* begin Records provided *
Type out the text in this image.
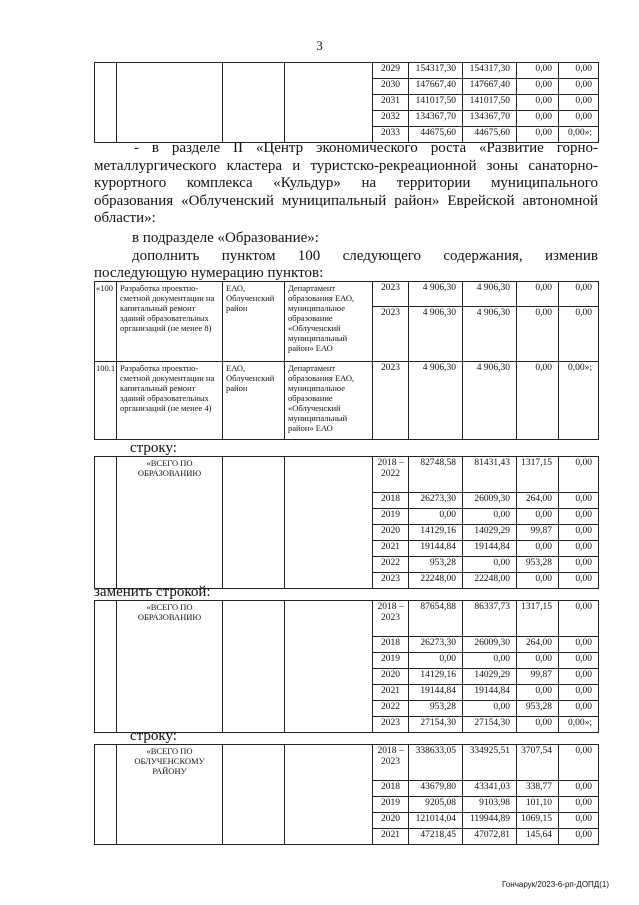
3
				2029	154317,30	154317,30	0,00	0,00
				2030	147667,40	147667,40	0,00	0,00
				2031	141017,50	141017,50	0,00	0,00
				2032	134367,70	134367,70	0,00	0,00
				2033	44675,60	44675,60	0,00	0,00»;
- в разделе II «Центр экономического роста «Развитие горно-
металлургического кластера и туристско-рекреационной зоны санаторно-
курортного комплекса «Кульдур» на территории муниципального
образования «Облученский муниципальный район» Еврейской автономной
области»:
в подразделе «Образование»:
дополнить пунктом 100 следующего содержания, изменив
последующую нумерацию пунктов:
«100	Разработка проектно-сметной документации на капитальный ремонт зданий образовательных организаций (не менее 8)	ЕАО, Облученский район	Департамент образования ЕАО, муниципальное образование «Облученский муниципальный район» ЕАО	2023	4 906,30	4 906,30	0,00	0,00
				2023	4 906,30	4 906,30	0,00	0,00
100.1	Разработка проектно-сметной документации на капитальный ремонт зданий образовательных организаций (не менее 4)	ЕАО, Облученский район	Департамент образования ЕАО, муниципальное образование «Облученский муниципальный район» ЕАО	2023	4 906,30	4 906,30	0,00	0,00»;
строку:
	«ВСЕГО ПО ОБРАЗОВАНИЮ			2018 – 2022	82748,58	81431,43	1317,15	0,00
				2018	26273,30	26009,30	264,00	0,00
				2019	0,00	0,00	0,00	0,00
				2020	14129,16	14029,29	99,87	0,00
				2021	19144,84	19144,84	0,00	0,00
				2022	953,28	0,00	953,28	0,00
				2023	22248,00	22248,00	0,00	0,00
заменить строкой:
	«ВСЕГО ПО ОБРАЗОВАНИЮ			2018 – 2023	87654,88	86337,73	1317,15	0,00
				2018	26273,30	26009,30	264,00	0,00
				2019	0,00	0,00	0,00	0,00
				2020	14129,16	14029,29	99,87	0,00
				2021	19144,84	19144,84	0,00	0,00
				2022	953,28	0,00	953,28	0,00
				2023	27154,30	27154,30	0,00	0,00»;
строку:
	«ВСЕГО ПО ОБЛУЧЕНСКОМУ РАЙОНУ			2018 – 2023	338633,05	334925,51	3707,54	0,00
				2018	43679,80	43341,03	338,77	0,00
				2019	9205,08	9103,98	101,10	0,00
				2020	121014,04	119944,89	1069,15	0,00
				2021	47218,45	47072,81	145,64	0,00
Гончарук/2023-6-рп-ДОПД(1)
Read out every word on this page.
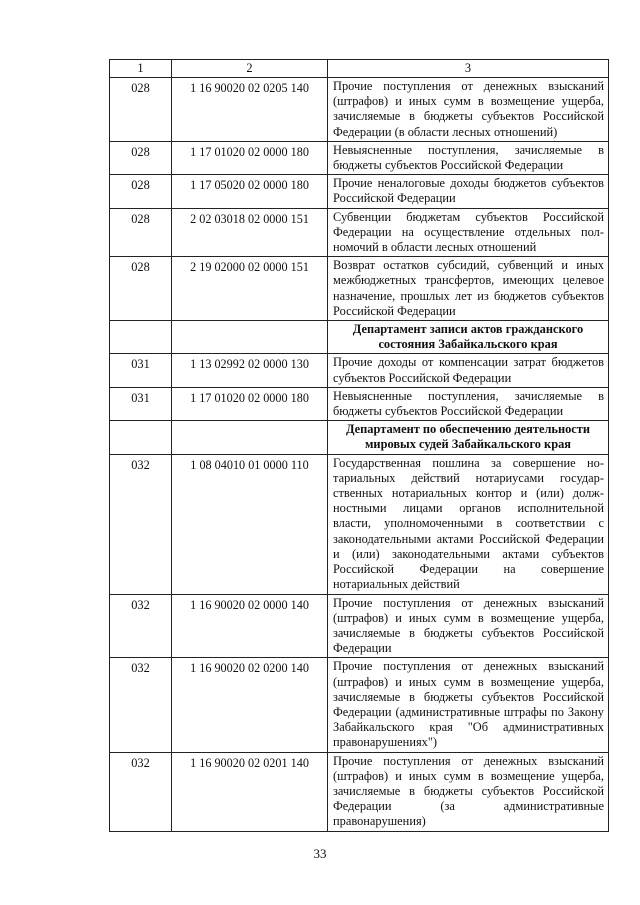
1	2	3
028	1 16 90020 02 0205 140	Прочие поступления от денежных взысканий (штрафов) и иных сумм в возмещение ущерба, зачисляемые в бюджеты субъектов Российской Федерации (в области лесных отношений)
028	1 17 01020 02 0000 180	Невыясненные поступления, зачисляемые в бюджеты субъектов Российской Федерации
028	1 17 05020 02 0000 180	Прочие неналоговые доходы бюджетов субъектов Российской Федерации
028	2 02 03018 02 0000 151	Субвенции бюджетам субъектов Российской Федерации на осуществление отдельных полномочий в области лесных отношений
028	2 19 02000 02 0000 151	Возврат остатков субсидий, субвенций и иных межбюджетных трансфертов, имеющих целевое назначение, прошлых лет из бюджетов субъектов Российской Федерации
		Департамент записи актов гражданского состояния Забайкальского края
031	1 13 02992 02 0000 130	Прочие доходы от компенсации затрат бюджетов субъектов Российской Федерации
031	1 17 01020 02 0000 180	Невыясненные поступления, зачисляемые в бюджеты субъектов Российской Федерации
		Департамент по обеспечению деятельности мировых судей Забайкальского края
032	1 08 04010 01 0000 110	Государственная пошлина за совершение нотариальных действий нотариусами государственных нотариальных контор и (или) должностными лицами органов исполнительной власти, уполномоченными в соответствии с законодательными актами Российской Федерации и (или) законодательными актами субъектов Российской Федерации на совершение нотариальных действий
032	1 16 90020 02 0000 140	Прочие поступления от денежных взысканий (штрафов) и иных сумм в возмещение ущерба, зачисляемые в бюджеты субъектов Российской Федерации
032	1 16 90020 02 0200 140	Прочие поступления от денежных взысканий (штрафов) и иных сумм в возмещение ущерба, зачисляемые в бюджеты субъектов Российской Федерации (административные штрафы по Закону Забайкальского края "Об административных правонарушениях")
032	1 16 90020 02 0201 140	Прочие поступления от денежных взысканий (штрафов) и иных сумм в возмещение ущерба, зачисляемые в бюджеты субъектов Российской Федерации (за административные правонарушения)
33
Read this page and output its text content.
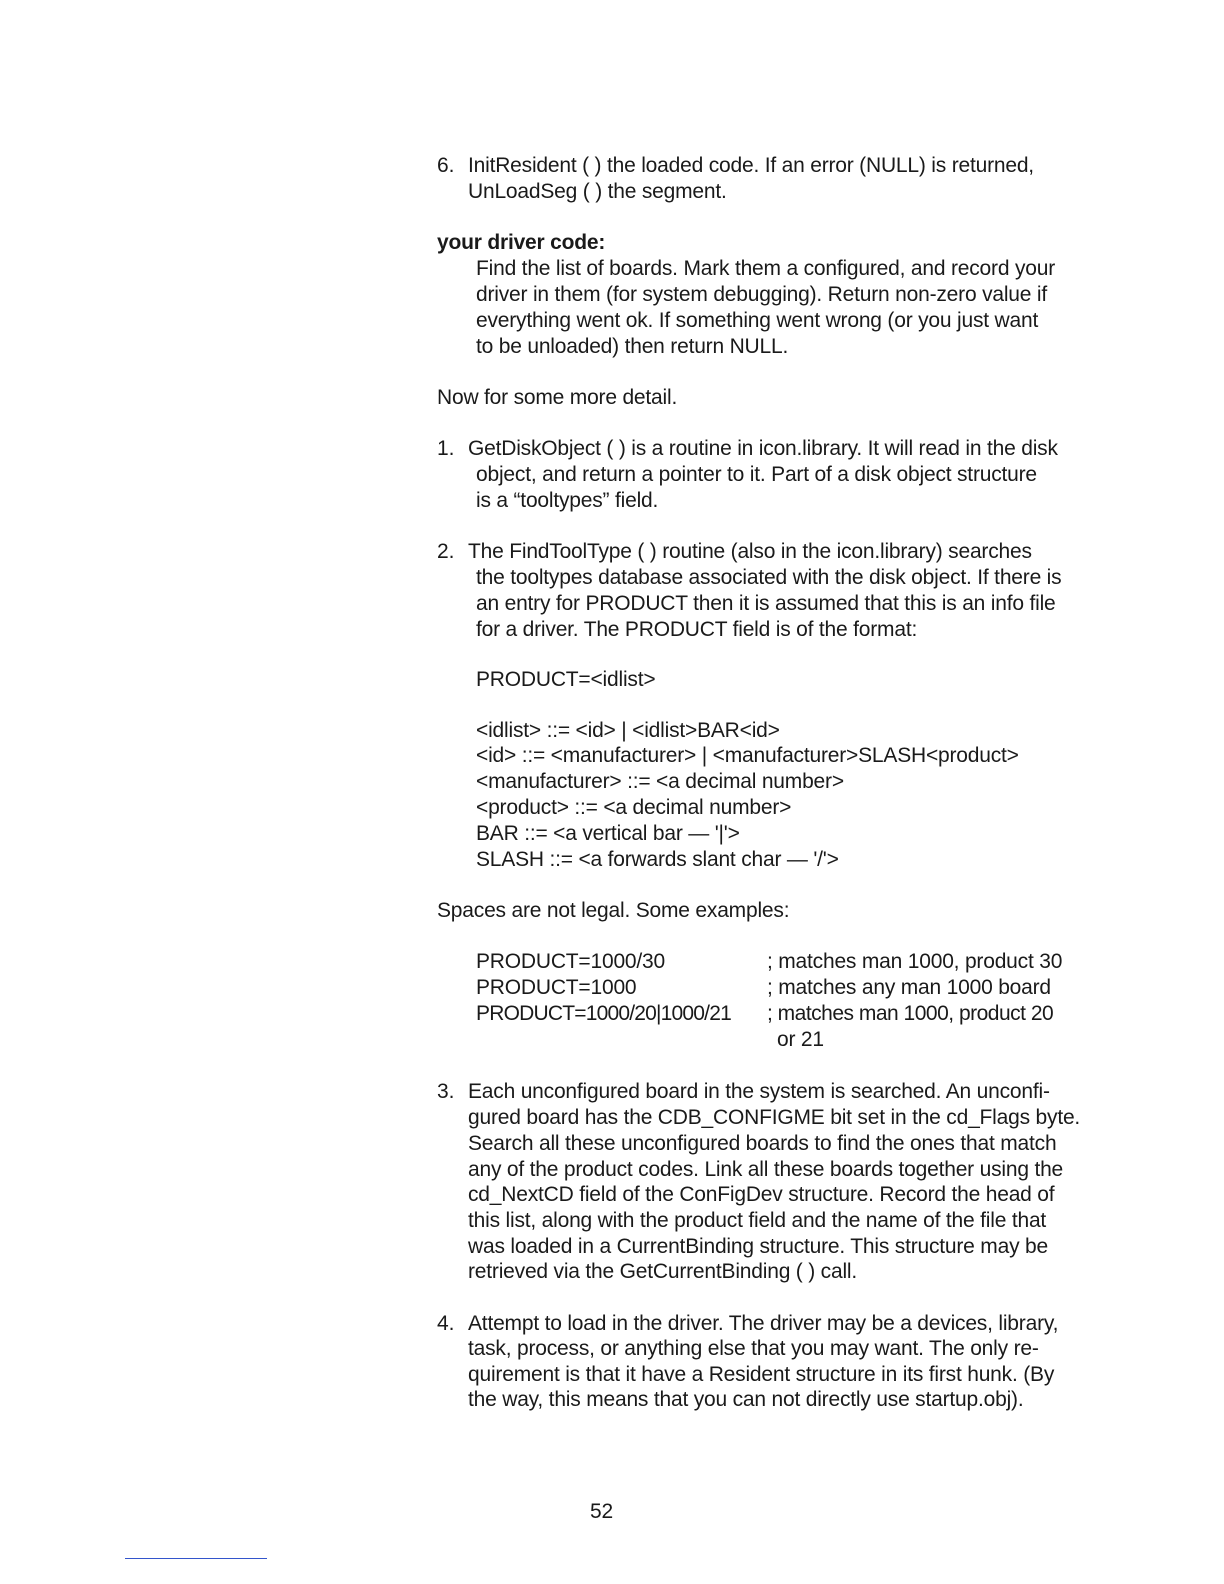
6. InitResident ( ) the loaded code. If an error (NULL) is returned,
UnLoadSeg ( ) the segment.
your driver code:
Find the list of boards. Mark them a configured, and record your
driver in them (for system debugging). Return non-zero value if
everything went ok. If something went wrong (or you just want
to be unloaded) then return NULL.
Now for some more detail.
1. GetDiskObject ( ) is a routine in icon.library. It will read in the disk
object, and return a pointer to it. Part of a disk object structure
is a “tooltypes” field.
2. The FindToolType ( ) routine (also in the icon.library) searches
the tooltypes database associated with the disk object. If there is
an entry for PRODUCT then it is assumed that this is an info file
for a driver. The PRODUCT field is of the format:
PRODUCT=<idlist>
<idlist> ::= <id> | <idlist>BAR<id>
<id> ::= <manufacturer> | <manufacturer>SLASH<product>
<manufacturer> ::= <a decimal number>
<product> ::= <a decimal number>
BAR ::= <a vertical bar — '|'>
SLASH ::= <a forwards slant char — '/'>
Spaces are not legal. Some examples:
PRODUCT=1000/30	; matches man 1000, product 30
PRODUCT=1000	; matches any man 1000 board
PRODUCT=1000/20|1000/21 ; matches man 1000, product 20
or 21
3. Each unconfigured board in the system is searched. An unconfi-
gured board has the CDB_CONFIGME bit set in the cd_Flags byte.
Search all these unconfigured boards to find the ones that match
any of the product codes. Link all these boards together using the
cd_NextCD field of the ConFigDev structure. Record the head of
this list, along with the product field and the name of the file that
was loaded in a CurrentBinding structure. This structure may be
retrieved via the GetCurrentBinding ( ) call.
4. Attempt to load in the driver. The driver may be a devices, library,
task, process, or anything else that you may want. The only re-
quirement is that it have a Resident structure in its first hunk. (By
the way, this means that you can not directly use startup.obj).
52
* end Records provided *
Directive =>
Reproduce every record above exactly, but leave out the pictures.

Problem solution =>
Type out the text in this image.
3
				2029	154317,30	154317,30	0,00	0,00
				2030	147667,40	147667,40	0,00	0,00
				2031	141017,50	141017,50	0,00	0,00
				2032	134367,70	134367,70	0,00	0,00
				2033	44675,60	44675,60	0,00	0,00»;
- в разделе II «Центр экономического роста «Развитие горно-
металлургического кластера и туристско-рекреационной зоны санаторно-
курортного комплекса «Кульдур» на территории муниципального
образования «Облученский муниципальный район» Еврейской автономной
области»:
в подразделе «Образование»:
дополнить пунктом 100 следующего содержания, изменив
последующую нумерацию пунктов:
«100	Разработка проектно-сметной документации на капитальный ремонт зданий образовательных организаций (не менее 8)	ЕАО, Облученский район	Департамент образования ЕАО, муниципальное образование «Облученский муниципальный район» ЕАО	2023	4 906,30	4 906,30	0,00	0,00
				2023	4 906,30	4 906,30	0,00	0,00
100.1	Разработка проектно-сметной документации на капитальный ремонт зданий образовательных организаций (не менее 4)	ЕАО, Облученский район	Департамент образования ЕАО, муниципальное образование «Облученский муниципальный район» ЕАО	2023	4 906,30	4 906,30	0,00	0,00»;
строку:
	«ВСЕГО ПО ОБРАЗОВАНИЮ			2018 – 2022	82748,58	81431,43	1317,15	0,00
				2018	26273,30	26009,30	264,00	0,00
				2019	0,00	0,00	0,00	0,00
				2020	14129,16	14029,29	99,87	0,00
				2021	19144,84	19144,84	0,00	0,00
				2022	953,28	0,00	953,28	0,00
				2023	22248,00	22248,00	0,00	0,00
заменить строкой:
	«ВСЕГО ПО ОБРАЗОВАНИЮ			2018 – 2023	87654,88	86337,73	1317,15	0,00
				2018	26273,30	26009,30	264,00	0,00
				2019	0,00	0,00	0,00	0,00
				2020	14129,16	14029,29	99,87	0,00
				2021	19144,84	19144,84	0,00	0,00
				2022	953,28	0,00	953,28	0,00
				2023	27154,30	27154,30	0,00	0,00»;
строку:
	«ВСЕГО ПО ОБЛУЧЕНСКОМУ РАЙОНУ			2018 – 2023	338633,05	334925,51	3707,54	0,00
				2018	43679,80	43341,03	338,77	0,00
				2019	9205,08	9103,98	101,10	0,00
				2020	121014,04	119944,89	1069,15	0,00
				2021	47218,45	47072,81	145,64	0,00
Гончарук/2023-6-рп-ДОПД(1)
Read out every word on this page.
1	2	3
028	1 16 90020 02 0205 140	Прочие поступления от денежных взысканий (штрафов) и иных сумм в возмещение ущерба, зачисляемые в бюджеты субъектов Российской Федерации (в области лесных отношений)
028	1 17 01020 02 0000 180	Невыясненные поступления, зачисляемые в бюджеты субъектов Российской Федерации
028	1 17 05020 02 0000 180	Прочие неналоговые доходы бюджетов субъектов Российской Федерации
028	2 02 03018 02 0000 151	Субвенции бюджетам субъектов Российской Федерации на осуществление отдельных полномочий в области лесных отношений
028	2 19 02000 02 0000 151	Возврат остатков субсидий, субвенций и иных межбюджетных трансфертов, имеющих целевое назначение, прошлых лет из бюджетов субъектов Российской Федерации
		Департамент записи актов гражданского состояния Забайкальского края
031	1 13 02992 02 0000 130	Прочие доходы от компенсации затрат бюджетов субъектов Российской Федерации
031	1 17 01020 02 0000 180	Невыясненные поступления, зачисляемые в бюджеты субъектов Российской Федерации
		Департамент по обеспечению деятельности мировых судей Забайкальского края
032	1 08 04010 01 0000 110	Государственная пошлина за совершение нотариальных действий нотариусами государственных нотариальных контор и (или) должностными лицами органов исполнительной власти, уполномоченными в соответствии с законодательными актами Российской Федерации и (или) законодательными актами субъектов Российской Федерации на совершение нотариальных действий
032	1 16 90020 02 0000 140	Прочие поступления от денежных взысканий (штрафов) и иных сумм в возмещение ущерба, зачисляемые в бюджеты субъектов Российской Федерации
032	1 16 90020 02 0200 140	Прочие поступления от денежных взысканий (штрафов) и иных сумм в возмещение ущерба, зачисляемые в бюджеты субъектов Российской Федерации (административные штрафы по Закону Забайкальского края "Об административных правонарушениях")
032	1 16 90020 02 0201 140	Прочие поступления от денежных взысканий (штрафов) и иных сумм в возмещение ущерба, зачисляемые в бюджеты субъектов Российской Федерации (за административные правонарушения)
33
Read this page and output its text content.
6. InitResident ( ) the loaded code. If an error (NULL) is returned,
UnLoadSeg ( ) the segment.
your driver code:
Find the list of boards. Mark them a configured, and record your
driver in them (for system debugging). Return non-zero value if
everything went ok. If something went wrong (or you just want
to be unloaded) then return NULL.
Now for some more detail.
1. GetDiskObject ( ) is a routine in icon.library. It will read in the disk
object, and return a pointer to it. Part of a disk object structure
is a “tooltypes” field.
2. The FindToolType ( ) routine (also in the icon.library) searches
the tooltypes database associated with the disk object. If there is
an entry for PRODUCT then it is assumed that this is an info file
for a driver. The PRODUCT field is of the format:
PRODUCT=<idlist>
<idlist> ::= <id> | <idlist>BAR<id>
<id> ::= <manufacturer> | <manufacturer>SLASH<product>
<manufacturer> ::= <a decimal number>
<product> ::= <a decimal number>
BAR ::= <a vertical bar — '|'>
SLASH ::= <a forwards slant char — '/'>
Spaces are not legal. Some examples:
PRODUCT=1000/30	; matches man 1000, product 30
PRODUCT=1000	; matches any man 1000 board
PRODUCT=1000/20|1000/21 ; matches man 1000, product 20
or 21
3. Each unconfigured board in the system is searched. An unconfi-
gured board has the CDB_CONFIGME bit set in the cd_Flags byte.
Search all these unconfigured boards to find the ones that match
any of the product codes. Link all these boards together using the
cd_NextCD field of the ConFigDev structure. Record the head of
this list, along with the product field and the name of the file that
was loaded in a CurrentBinding structure. This structure may be
retrieved via the GetCurrentBinding ( ) call.
4. Attempt to load in the driver. The driver may be a devices, library,
task, process, or anything else that you may want. The only re-
quirement is that it have a Resident structure in its first hunk. (By
the way, this means that you can not directly use startup.obj).
52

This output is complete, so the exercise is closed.